* Start *

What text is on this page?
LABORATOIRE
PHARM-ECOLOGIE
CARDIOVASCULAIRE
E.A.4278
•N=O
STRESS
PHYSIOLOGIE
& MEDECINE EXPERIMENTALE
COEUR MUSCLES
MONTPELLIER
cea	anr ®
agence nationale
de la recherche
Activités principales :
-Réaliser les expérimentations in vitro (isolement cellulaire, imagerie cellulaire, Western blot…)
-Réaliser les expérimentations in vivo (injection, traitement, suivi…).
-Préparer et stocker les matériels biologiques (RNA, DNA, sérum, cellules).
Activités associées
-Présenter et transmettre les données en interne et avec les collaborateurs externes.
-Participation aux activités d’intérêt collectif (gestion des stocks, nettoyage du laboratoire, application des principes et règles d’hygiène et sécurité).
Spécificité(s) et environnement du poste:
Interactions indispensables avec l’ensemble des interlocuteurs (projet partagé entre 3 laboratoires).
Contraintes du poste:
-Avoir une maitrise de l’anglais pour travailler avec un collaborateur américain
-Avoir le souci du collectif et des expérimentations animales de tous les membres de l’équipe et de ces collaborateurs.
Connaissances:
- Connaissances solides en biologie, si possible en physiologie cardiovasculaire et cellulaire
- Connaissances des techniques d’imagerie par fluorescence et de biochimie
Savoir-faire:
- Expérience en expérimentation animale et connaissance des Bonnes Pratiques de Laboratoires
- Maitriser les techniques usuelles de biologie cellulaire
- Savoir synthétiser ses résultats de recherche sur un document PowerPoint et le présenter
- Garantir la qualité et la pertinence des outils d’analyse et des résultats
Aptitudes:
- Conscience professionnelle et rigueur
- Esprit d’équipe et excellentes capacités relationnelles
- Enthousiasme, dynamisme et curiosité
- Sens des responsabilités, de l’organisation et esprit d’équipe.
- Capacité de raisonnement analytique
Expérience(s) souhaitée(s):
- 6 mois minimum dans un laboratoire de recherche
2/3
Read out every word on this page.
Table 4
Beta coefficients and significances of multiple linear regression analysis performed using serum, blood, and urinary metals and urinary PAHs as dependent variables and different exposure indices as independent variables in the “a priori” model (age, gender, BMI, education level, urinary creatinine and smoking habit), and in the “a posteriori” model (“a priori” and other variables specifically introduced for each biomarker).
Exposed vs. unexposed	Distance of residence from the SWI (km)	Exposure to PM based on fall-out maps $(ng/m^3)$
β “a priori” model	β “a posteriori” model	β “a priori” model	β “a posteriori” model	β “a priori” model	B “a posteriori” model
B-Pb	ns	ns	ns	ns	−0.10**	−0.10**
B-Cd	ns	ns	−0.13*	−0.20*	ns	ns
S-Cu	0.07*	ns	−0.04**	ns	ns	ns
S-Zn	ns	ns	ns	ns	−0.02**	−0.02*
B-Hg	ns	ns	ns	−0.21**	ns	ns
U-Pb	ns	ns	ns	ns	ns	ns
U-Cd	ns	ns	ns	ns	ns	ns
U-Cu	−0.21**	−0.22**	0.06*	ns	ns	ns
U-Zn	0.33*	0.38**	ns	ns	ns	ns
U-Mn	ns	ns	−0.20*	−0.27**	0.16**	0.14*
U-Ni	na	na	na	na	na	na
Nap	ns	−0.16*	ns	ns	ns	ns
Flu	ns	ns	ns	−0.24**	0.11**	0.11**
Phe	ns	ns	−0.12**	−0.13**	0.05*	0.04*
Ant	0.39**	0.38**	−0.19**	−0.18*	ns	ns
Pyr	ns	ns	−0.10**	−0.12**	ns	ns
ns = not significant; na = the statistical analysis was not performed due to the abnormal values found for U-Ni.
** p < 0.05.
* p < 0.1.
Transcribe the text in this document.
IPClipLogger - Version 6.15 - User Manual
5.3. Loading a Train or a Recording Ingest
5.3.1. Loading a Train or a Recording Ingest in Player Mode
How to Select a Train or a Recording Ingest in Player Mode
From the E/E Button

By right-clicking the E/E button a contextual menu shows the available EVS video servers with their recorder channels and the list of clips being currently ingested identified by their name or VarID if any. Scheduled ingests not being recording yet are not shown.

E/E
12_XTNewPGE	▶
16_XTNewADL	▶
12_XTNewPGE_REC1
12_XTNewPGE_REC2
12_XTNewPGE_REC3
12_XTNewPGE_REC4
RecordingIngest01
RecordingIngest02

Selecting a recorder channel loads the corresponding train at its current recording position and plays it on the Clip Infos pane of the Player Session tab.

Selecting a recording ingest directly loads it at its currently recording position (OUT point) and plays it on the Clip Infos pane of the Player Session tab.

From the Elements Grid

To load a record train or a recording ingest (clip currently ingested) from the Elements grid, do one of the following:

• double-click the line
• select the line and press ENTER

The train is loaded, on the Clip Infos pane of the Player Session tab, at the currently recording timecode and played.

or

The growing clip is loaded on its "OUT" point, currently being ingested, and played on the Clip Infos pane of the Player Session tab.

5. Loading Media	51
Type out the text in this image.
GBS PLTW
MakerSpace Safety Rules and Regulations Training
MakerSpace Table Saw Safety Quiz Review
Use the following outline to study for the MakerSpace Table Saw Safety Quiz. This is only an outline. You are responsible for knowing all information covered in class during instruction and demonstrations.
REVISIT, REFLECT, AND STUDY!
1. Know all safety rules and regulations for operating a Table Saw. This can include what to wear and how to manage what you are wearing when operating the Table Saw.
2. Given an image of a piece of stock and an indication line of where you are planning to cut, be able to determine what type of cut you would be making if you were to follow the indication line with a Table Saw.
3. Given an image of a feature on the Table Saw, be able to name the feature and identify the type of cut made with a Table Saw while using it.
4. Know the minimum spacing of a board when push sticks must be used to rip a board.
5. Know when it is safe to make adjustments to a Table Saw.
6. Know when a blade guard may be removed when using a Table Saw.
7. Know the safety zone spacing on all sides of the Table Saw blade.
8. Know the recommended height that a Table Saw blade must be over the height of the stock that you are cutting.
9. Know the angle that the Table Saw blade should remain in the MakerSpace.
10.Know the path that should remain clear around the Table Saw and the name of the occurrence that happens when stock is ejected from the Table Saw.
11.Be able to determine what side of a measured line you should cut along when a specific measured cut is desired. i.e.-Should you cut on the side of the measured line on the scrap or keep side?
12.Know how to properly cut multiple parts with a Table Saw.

* End *

From the records above, please extract every line and repeat it exactly.

Reply>
What text is on this page?
LABORATOIRE
PHARM-ECOLOGIE
CARDIOVASCULAIRE
E.A.4278
•N=O
STRESS
PHYSIOLOGIE
& MEDECINE EXPERIMENTALE
COEUR MUSCLES
MONTPELLIER
cea	anr ®
agence nationale
de la recherche
Activités principales :
-Réaliser les expérimentations in vitro (isolement cellulaire, imagerie cellulaire, Western blot…)
-Réaliser les expérimentations in vivo (injection, traitement, suivi…).
-Préparer et stocker les matériels biologiques (RNA, DNA, sérum, cellules).
Activités associées
-Présenter et transmettre les données en interne et avec les collaborateurs externes.
-Participation aux activités d’intérêt collectif (gestion des stocks, nettoyage du laboratoire, application des principes et règles d’hygiène et sécurité).
Spécificité(s) et environnement du poste:
Interactions indispensables avec l’ensemble des interlocuteurs (projet partagé entre 3 laboratoires).
Contraintes du poste:
-Avoir une maitrise de l’anglais pour travailler avec un collaborateur américain
-Avoir le souci du collectif et des expérimentations animales de tous les membres de l’équipe et de ces collaborateurs.
Connaissances:
- Connaissances solides en biologie, si possible en physiologie cardiovasculaire et cellulaire
- Connaissances des techniques d’imagerie par fluorescence et de biochimie
Savoir-faire:
- Expérience en expérimentation animale et connaissance des Bonnes Pratiques de Laboratoires
- Maitriser les techniques usuelles de biologie cellulaire
- Savoir synthétiser ses résultats de recherche sur un document PowerPoint et le présenter
- Garantir la qualité et la pertinence des outils d’analyse et des résultats
Aptitudes:
- Conscience professionnelle et rigueur
- Esprit d’équipe et excellentes capacités relationnelles
- Enthousiasme, dynamisme et curiosité
- Sens des responsabilités, de l’organisation et esprit d’équipe.
- Capacité de raisonnement analytique
Expérience(s) souhaitée(s):
- 6 mois minimum dans un laboratoire de recherche
2/3
Read out every word on this page.
Table 4
Beta coefficients and significances of multiple linear regression analysis performed using serum, blood, and urinary metals and urinary PAHs as dependent variables and different exposure indices as independent variables in the “a priori” model (age, gender, BMI, education level, urinary creatinine and smoking habit), and in the “a posteriori” model (“a priori” and other variables specifically introduced for each biomarker).
Exposed vs. unexposed	Distance of residence from the SWI (km)	Exposure to PM based on fall-out maps $(ng/m^3)$
β “a priori” model	β “a posteriori” model	β “a priori” model	β “a posteriori” model	β “a priori” model	B “a posteriori” model
B-Pb	ns	ns	ns	ns	−0.10**	−0.10**
B-Cd	ns	ns	−0.13*	−0.20*	ns	ns
S-Cu	0.07*	ns	−0.04**	ns	ns	ns
S-Zn	ns	ns	ns	ns	−0.02**	−0.02*
B-Hg	ns	ns	ns	−0.21**	ns	ns
U-Pb	ns	ns	ns	ns	ns	ns
U-Cd	ns	ns	ns	ns	ns	ns
U-Cu	−0.21**	−0.22**	0.06*	ns	ns	ns
U-Zn	0.33*	0.38**	ns	ns	ns	ns
U-Mn	ns	ns	−0.20*	−0.27**	0.16**	0.14*
U-Ni	na	na	na	na	na	na
Nap	ns	−0.16*	ns	ns	ns	ns
Flu	ns	ns	ns	−0.24**	0.11**	0.11**
Phe	ns	ns	−0.12**	−0.13**	0.05*	0.04*
Ant	0.39**	0.38**	−0.19**	−0.18*	ns	ns
Pyr	ns	ns	−0.10**	−0.12**	ns	ns
ns = not significant; na = the statistical analysis was not performed due to the abnormal values found for U-Ni.
** p < 0.05.
* p < 0.1.
Transcribe the text in this document.
IPClipLogger - Version 6.15 - User Manual
5.3. Loading a Train or a Recording Ingest
5.3.1. Loading a Train or a Recording Ingest in Player Mode
How to Select a Train or a Recording Ingest in Player Mode
From the E/E Button

By right-clicking the E/E button a contextual menu shows the available EVS video servers with their recorder channels and the list of clips being currently ingested identified by their name or VarID if any. Scheduled ingests not being recording yet are not shown.

E/E
12_XTNewPGE	▶
16_XTNewADL	▶
12_XTNewPGE_REC1
12_XTNewPGE_REC2
12_XTNewPGE_REC3
12_XTNewPGE_REC4
RecordingIngest01
RecordingIngest02

Selecting a recorder channel loads the corresponding train at its current recording position and plays it on the Clip Infos pane of the Player Session tab.

Selecting a recording ingest directly loads it at its currently recording position (OUT point) and plays it on the Clip Infos pane of the Player Session tab.

From the Elements Grid

To load a record train or a recording ingest (clip currently ingested) from the Elements grid, do one of the following:

• double-click the line
• select the line and press ENTER

The train is loaded, on the Clip Infos pane of the Player Session tab, at the currently recording timecode and played.

or

The growing clip is loaded on its "OUT" point, currently being ingested, and played on the Clip Infos pane of the Player Session tab.

5. Loading Media	51
Type out the text in this image.
GBS PLTW
MakerSpace Safety Rules and Regulations Training
MakerSpace Table Saw Safety Quiz Review
Use the following outline to study for the MakerSpace Table Saw Safety Quiz. This is only an outline. You are responsible for knowing all information covered in class during instruction and demonstrations.
REVISIT, REFLECT, AND STUDY!
1. Know all safety rules and regulations for operating a Table Saw. This can include what to wear and how to manage what you are wearing when operating the Table Saw.
2. Given an image of a piece of stock and an indication line of where you are planning to cut, be able to determine what type of cut you would be making if you were to follow the indication line with a Table Saw.
3. Given an image of a feature on the Table Saw, be able to name the feature and identify the type of cut made with a Table Saw while using it.
4. Know the minimum spacing of a board when push sticks must be used to rip a board.
5. Know when it is safe to make adjustments to a Table Saw.
6. Know when a blade guard may be removed when using a Table Saw.
7. Know the safety zone spacing on all sides of the Table Saw blade.
8. Know the recommended height that a Table Saw blade must be over the height of the stock that you are cutting.
9. Know the angle that the Table Saw blade should remain in the MakerSpace.
10.Know the path that should remain clear around the Table Saw and the name of the occurrence that happens when stock is ejected from the Table Saw.
11.Be able to determine what side of a measured line you should cut along when a specific measured cut is desired. i.e.-Should you cut on the side of the measured line on the scrap or keep side?
12.Know how to properly cut multiple parts with a Table Saw.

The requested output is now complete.